::: SOURCE EXCERPT :::

Jury to deliberate Marshalltown murder case

Self-defense question key factor in case

T-R PHOTOS BY TREVOR BABCOCK — Mustafa Muhammad (left) watches as the closing argument on his behalf is presented to the court.

Attorneys presented closing arguments on Tuesday in a murder trial of a Marshalltown man facing charges of first-degree murder and reckless use of a firearm.

Mustafa Muhammad, 31, pleaded not guilty to the March 15, 2020, murder of Blake Thomas, which occurred at a West Linn Street location in Marshalltown at approximately 3:30 a.m. Following an argument allegedly ignited by “trash talking” at an after hours party which Muhammad and Thomas both attended, Thomas was shot six times and died as a result of his injuries.

A group of people who witnessed the incident moved from the house where the party took place to outside where the shooting occured. Multiple eyewitnesses testified that they saw Muhammad remove a gun from his waistband and shoot at Thomas.

:::

**SET TASK**
In the article on the Marshalltown murder trial, how many times was Blake Thomas shot?

::: RECORDED DATA :::

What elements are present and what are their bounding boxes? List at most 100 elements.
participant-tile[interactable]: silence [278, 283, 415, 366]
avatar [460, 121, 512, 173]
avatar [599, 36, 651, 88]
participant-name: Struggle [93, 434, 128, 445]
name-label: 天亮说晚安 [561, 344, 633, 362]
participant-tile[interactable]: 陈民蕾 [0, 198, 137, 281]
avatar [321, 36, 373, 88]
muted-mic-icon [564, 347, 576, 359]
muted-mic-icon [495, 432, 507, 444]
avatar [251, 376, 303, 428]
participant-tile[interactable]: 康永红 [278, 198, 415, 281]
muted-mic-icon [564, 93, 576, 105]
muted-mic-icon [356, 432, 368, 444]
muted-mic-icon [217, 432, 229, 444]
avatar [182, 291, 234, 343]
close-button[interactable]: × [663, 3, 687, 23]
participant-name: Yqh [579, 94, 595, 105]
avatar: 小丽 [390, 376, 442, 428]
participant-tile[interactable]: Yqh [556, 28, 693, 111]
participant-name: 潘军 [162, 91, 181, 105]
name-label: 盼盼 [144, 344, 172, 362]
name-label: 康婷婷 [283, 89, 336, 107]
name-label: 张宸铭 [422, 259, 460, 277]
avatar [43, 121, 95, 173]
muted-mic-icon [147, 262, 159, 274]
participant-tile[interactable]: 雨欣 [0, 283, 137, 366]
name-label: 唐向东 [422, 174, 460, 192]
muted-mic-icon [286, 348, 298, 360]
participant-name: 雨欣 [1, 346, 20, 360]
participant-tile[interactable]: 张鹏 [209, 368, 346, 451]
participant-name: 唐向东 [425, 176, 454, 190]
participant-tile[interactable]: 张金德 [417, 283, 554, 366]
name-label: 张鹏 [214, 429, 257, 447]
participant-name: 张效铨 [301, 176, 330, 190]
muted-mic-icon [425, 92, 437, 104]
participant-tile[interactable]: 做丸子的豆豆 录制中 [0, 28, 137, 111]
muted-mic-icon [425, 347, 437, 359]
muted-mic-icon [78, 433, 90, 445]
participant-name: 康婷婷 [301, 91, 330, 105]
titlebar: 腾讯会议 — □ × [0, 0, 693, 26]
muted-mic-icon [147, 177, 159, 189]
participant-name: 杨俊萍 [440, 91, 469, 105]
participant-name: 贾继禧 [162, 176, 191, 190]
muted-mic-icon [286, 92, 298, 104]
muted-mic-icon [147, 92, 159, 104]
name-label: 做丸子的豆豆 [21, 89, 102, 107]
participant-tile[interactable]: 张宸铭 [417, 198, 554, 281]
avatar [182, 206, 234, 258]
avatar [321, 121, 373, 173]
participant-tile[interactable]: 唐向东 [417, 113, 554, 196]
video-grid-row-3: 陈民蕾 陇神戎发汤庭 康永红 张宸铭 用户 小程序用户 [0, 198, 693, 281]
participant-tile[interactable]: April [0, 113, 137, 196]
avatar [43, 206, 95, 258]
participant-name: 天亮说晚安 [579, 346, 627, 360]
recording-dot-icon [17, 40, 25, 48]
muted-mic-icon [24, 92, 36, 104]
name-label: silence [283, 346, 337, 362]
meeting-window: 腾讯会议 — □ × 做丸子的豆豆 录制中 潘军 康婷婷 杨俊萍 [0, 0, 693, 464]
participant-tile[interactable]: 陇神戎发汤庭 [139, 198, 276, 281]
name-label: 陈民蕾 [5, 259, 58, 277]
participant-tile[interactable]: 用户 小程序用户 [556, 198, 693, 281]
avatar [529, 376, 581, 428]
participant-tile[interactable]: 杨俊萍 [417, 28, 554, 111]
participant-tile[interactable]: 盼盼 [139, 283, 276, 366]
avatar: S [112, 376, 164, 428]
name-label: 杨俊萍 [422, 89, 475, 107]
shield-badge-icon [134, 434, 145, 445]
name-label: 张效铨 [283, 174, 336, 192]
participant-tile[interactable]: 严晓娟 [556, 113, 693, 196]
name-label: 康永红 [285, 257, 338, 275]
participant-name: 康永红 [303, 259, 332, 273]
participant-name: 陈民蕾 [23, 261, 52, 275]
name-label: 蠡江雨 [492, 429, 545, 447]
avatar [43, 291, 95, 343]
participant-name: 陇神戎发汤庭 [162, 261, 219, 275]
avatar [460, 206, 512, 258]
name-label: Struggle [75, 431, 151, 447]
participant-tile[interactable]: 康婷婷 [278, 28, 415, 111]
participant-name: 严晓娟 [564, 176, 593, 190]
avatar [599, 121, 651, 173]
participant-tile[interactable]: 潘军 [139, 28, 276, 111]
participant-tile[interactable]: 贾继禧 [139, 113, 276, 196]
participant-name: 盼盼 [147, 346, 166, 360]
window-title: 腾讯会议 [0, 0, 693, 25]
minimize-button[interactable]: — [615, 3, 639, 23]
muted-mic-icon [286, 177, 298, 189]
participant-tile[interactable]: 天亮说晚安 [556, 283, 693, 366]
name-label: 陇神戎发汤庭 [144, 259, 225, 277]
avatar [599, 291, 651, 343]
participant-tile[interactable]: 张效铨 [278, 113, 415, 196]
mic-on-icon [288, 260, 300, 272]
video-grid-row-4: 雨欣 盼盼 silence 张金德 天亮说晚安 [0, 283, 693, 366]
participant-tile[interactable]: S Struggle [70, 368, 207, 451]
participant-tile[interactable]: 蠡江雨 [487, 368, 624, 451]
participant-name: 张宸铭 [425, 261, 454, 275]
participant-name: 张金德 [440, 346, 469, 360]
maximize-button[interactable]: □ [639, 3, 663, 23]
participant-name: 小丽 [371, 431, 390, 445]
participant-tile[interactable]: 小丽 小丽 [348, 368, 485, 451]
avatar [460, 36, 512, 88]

:::

**FINAL RESULT**
Six times.